Stored entries:
######
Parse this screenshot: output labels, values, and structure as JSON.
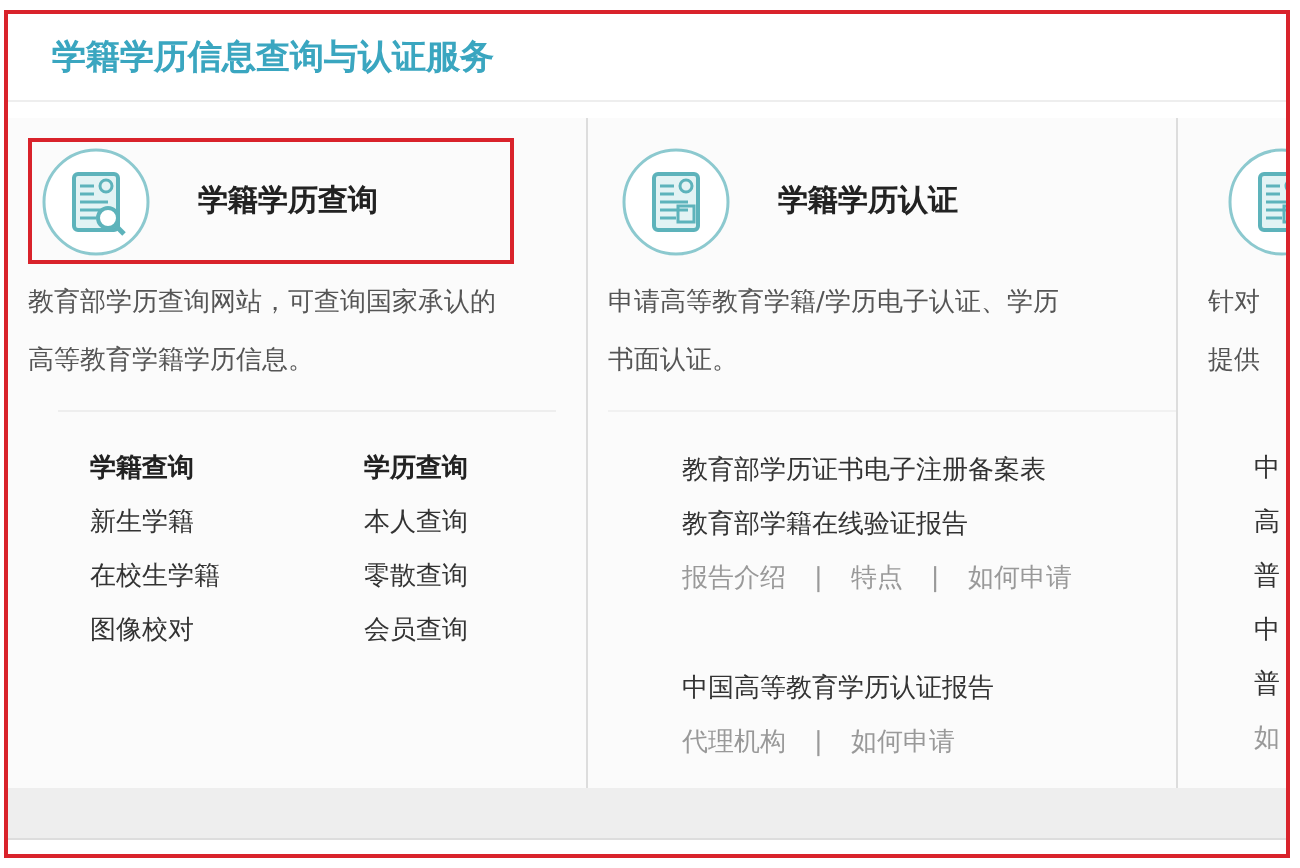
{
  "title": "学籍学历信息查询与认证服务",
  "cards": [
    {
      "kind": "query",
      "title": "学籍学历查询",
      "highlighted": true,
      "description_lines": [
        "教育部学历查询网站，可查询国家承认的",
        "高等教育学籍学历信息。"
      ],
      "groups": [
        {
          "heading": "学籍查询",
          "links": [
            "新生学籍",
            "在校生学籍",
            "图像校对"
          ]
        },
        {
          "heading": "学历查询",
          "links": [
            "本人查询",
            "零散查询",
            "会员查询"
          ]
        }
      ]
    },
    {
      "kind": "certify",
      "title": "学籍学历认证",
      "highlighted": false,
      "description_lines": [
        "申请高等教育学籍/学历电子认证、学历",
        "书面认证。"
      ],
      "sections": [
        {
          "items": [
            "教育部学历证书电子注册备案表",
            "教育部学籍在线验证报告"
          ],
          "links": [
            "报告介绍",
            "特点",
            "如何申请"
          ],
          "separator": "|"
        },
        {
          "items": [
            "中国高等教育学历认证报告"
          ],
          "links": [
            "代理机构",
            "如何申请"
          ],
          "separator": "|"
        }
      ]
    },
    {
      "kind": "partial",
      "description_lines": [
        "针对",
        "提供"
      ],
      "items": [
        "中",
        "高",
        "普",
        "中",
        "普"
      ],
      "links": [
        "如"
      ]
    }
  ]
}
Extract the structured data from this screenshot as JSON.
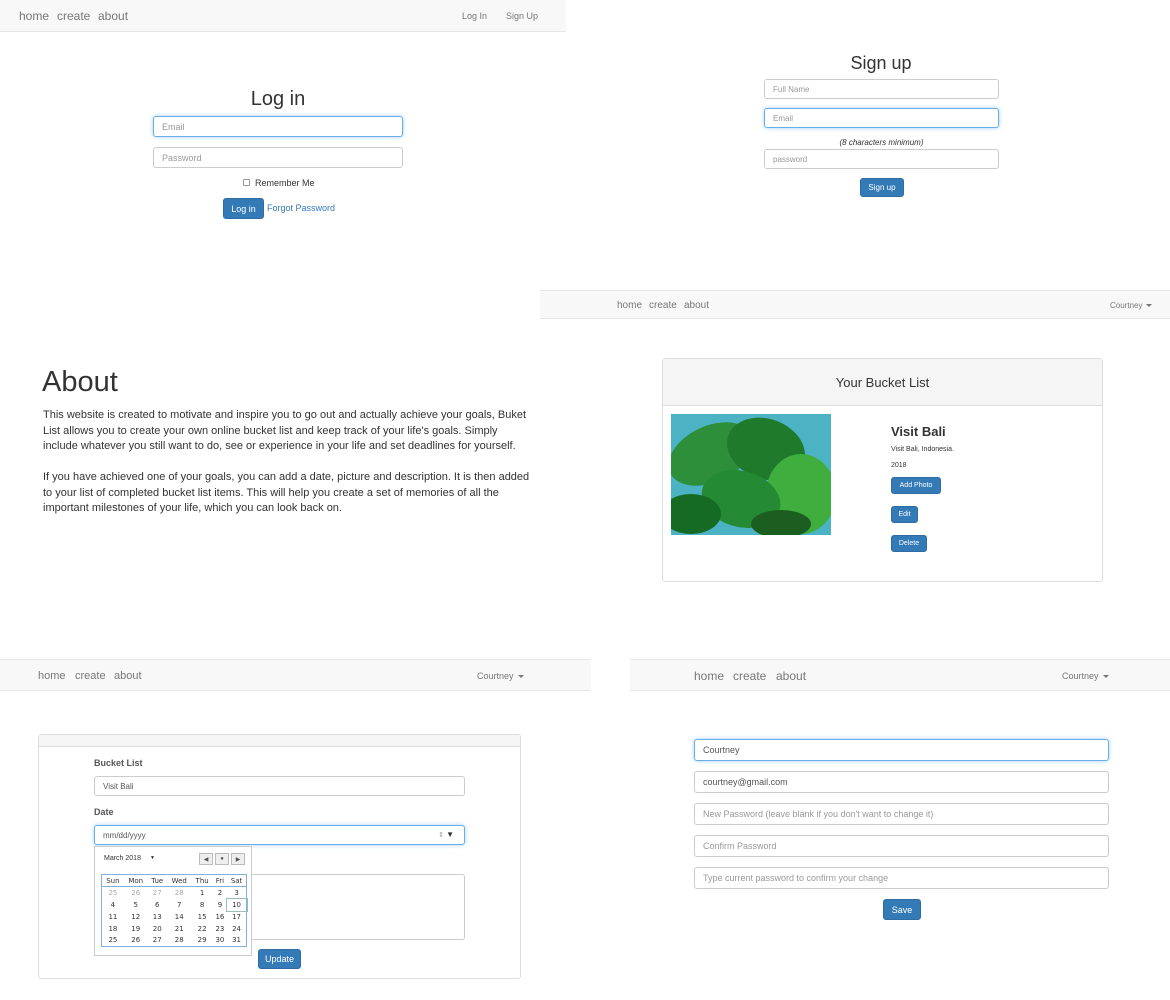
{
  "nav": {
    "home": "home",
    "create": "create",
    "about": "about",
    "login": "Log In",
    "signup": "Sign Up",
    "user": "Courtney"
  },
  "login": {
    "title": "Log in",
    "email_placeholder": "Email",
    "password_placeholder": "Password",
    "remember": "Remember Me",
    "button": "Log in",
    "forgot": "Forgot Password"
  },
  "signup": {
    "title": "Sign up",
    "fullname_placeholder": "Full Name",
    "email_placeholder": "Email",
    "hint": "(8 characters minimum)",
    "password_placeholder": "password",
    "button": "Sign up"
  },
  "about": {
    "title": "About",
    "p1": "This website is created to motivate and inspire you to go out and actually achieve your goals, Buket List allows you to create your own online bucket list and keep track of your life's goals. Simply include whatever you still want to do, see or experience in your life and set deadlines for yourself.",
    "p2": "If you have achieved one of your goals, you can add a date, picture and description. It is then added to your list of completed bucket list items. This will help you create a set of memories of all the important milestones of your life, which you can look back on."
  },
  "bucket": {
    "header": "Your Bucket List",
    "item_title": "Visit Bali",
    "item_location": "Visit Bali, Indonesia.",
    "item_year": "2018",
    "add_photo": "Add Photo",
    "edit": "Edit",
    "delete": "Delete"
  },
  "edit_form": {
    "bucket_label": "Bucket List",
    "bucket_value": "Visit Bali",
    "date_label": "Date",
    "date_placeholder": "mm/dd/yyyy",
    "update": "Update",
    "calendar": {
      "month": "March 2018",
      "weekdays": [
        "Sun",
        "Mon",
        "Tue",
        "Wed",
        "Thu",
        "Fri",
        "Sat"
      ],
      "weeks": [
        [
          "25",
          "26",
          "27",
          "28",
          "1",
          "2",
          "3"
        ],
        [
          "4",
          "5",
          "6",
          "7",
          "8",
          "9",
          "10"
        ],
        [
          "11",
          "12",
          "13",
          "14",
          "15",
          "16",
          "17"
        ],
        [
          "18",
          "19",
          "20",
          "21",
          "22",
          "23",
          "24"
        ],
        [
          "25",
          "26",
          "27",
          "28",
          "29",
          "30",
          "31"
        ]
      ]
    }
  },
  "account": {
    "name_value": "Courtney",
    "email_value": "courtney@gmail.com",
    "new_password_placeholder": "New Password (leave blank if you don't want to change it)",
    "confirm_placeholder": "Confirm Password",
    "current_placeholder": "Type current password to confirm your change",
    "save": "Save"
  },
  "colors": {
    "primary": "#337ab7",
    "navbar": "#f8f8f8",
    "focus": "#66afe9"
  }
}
######
_DIRECTION_
Print the full listing exactly, dropping the pictures.

_COMPLETE ANSWER_
Parse this screenshot: output labels, values, and structure as JSON.
{
  "title": "学籍学历信息查询与认证服务",
  "cards": [
    {
      "kind": "query",
      "title": "学籍学历查询",
      "highlighted": true,
      "description_lines": [
        "教育部学历查询网站，可查询国家承认的",
        "高等教育学籍学历信息。"
      ],
      "groups": [
        {
          "heading": "学籍查询",
          "links": [
            "新生学籍",
            "在校生学籍",
            "图像校对"
          ]
        },
        {
          "heading": "学历查询",
          "links": [
            "本人查询",
            "零散查询",
            "会员查询"
          ]
        }
      ]
    },
    {
      "kind": "certify",
      "title": "学籍学历认证",
      "highlighted": false,
      "description_lines": [
        "申请高等教育学籍/学历电子认证、学历",
        "书面认证。"
      ],
      "sections": [
        {
          "items": [
            "教育部学历证书电子注册备案表",
            "教育部学籍在线验证报告"
          ],
          "links": [
            "报告介绍",
            "特点",
            "如何申请"
          ],
          "separator": "|"
        },
        {
          "items": [
            "中国高等教育学历认证报告"
          ],
          "links": [
            "代理机构",
            "如何申请"
          ],
          "separator": "|"
        }
      ]
    },
    {
      "kind": "partial",
      "description_lines": [
        "针对",
        "提供"
      ],
      "items": [
        "中",
        "高",
        "普",
        "中",
        "普"
      ],
      "links": [
        "如"
      ]
    }
  ]
}
Extract the structured data from this screenshot as JSON.
{
  "nav": {
    "home": "home",
    "create": "create",
    "about": "about",
    "login": "Log In",
    "signup": "Sign Up",
    "user": "Courtney"
  },
  "login": {
    "title": "Log in",
    "email_placeholder": "Email",
    "password_placeholder": "Password",
    "remember": "Remember Me",
    "button": "Log in",
    "forgot": "Forgot Password"
  },
  "signup": {
    "title": "Sign up",
    "fullname_placeholder": "Full Name",
    "email_placeholder": "Email",
    "hint": "(8 characters minimum)",
    "password_placeholder": "password",
    "button": "Sign up"
  },
  "about": {
    "title": "About",
    "p1": "This website is created to motivate and inspire you to go out and actually achieve your goals, Buket List allows you to create your own online bucket list and keep track of your life's goals. Simply include whatever you still want to do, see or experience in your life and set deadlines for yourself.",
    "p2": "If you have achieved one of your goals, you can add a date, picture and description. It is then added to your list of completed bucket list items. This will help you create a set of memories of all the important milestones of your life, which you can look back on."
  },
  "bucket": {
    "header": "Your Bucket List",
    "item_title": "Visit Bali",
    "item_location": "Visit Bali, Indonesia.",
    "item_year": "2018",
    "add_photo": "Add Photo",
    "edit": "Edit",
    "delete": "Delete"
  },
  "edit_form": {
    "bucket_label": "Bucket List",
    "bucket_value": "Visit Bali",
    "date_label": "Date",
    "date_placeholder": "mm/dd/yyyy",
    "update": "Update",
    "calendar": {
      "month": "March 2018",
      "weekdays": [
        "Sun",
        "Mon",
        "Tue",
        "Wed",
        "Thu",
        "Fri",
        "Sat"
      ],
      "weeks": [
        [
          "25",
          "26",
          "27",
          "28",
          "1",
          "2",
          "3"
        ],
        [
          "4",
          "5",
          "6",
          "7",
          "8",
          "9",
          "10"
        ],
        [
          "11",
          "12",
          "13",
          "14",
          "15",
          "16",
          "17"
        ],
        [
          "18",
          "19",
          "20",
          "21",
          "22",
          "23",
          "24"
        ],
        [
          "25",
          "26",
          "27",
          "28",
          "29",
          "30",
          "31"
        ]
      ]
    }
  },
  "account": {
    "name_value": "Courtney",
    "email_value": "courtney@gmail.com",
    "new_password_placeholder": "New Password (leave blank if you don't want to change it)",
    "confirm_placeholder": "Confirm Password",
    "current_placeholder": "Type current password to confirm your change",
    "save": "Save"
  },
  "colors": {
    "primary": "#337ab7",
    "navbar": "#f8f8f8",
    "focus": "#66afe9"
  }
}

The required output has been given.